What is expected -> Find each line holding "this" and copy it out.

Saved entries
— BEGIN —

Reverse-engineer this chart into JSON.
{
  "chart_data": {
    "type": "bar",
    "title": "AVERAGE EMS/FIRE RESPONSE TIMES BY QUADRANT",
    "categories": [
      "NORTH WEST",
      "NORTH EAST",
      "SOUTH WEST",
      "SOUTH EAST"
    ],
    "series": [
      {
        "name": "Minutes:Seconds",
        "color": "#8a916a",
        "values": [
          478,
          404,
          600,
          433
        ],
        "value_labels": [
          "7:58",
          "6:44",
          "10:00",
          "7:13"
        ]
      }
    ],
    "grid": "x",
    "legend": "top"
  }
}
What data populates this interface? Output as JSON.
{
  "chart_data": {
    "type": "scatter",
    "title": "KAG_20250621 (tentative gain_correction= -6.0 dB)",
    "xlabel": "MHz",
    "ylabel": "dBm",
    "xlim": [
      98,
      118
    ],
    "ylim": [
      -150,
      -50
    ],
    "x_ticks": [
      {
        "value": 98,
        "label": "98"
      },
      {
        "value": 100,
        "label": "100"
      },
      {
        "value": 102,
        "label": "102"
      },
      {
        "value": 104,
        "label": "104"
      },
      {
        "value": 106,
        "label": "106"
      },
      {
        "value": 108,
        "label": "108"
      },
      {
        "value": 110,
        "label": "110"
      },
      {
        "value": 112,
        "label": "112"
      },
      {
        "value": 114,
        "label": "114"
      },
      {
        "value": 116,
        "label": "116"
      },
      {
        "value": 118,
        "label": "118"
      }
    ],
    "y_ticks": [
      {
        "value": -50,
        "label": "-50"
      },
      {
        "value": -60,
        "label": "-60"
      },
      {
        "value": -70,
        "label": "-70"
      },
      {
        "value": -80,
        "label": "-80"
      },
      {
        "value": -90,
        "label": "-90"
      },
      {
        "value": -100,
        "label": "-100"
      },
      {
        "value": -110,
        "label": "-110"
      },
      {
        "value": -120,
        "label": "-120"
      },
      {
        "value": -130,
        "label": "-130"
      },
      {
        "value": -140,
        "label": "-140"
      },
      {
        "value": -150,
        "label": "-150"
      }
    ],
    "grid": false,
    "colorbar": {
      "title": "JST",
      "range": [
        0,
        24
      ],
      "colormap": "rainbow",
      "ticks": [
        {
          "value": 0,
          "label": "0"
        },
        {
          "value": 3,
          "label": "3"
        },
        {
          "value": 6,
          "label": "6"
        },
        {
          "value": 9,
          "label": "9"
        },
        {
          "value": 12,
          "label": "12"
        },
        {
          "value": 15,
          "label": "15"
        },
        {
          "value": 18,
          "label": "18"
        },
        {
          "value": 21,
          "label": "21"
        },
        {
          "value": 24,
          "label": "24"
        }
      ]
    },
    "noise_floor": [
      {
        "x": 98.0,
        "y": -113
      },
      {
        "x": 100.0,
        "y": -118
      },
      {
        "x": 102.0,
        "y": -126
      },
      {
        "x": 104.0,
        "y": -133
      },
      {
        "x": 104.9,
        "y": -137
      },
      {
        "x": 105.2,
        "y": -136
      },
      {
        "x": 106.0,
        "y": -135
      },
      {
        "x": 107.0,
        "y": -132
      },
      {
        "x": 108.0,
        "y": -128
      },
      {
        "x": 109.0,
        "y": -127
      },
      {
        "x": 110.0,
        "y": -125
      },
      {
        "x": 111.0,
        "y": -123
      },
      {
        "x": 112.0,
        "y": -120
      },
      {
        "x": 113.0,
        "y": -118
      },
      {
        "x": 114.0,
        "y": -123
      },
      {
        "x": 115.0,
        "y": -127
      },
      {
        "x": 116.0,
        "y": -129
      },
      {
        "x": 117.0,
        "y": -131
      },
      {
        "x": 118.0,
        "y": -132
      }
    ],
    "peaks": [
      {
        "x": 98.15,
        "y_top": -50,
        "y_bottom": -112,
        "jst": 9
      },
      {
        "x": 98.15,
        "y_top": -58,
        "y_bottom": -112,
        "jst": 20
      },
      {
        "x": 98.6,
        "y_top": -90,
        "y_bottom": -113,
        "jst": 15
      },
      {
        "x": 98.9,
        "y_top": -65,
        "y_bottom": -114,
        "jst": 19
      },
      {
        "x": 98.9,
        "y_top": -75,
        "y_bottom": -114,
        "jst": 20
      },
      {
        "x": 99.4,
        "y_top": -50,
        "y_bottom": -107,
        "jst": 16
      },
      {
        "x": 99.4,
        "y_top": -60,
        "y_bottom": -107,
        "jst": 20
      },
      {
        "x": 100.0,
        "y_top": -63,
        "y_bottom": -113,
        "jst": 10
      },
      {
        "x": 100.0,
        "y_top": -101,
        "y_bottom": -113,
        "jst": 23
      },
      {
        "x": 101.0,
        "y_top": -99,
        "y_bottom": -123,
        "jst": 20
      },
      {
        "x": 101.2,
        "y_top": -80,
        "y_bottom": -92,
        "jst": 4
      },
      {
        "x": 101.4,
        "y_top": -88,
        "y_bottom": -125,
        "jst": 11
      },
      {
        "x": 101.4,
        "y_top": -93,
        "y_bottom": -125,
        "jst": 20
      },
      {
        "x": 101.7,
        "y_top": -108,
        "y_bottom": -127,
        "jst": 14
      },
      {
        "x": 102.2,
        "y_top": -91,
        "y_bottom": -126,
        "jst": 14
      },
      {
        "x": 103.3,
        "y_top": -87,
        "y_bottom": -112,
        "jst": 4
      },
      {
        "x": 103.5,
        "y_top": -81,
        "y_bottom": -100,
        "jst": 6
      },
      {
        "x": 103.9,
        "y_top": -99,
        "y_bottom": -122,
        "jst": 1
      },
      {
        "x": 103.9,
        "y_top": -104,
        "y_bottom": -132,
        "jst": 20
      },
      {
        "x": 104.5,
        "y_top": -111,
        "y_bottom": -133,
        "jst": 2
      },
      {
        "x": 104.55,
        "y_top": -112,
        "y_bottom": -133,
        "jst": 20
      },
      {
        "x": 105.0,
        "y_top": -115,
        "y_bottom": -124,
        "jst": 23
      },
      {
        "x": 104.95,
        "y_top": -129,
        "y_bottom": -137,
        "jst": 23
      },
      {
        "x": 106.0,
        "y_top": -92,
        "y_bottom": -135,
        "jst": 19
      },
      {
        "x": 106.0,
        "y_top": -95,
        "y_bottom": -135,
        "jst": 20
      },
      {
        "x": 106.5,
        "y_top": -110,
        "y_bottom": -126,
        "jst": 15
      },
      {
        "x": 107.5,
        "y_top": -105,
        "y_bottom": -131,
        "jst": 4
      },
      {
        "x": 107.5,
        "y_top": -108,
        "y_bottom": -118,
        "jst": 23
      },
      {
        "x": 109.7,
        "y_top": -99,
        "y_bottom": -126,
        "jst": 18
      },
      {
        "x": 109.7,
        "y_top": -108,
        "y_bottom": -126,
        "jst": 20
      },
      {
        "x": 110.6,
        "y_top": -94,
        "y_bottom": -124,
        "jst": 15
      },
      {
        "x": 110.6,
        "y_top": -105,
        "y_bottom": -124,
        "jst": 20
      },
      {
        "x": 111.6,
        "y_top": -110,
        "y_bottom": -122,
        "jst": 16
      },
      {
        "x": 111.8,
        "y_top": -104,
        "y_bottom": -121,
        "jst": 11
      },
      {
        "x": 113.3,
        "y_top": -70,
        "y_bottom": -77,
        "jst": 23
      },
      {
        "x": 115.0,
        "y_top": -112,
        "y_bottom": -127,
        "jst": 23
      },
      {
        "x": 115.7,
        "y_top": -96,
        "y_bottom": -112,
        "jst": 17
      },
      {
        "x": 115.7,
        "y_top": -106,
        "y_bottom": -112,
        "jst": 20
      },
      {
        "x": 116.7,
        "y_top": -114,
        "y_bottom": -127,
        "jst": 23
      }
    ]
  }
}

— END —

Finished answer ->
Reverse-engineer this chart into JSON.
What data populates this interface? Output as JSON.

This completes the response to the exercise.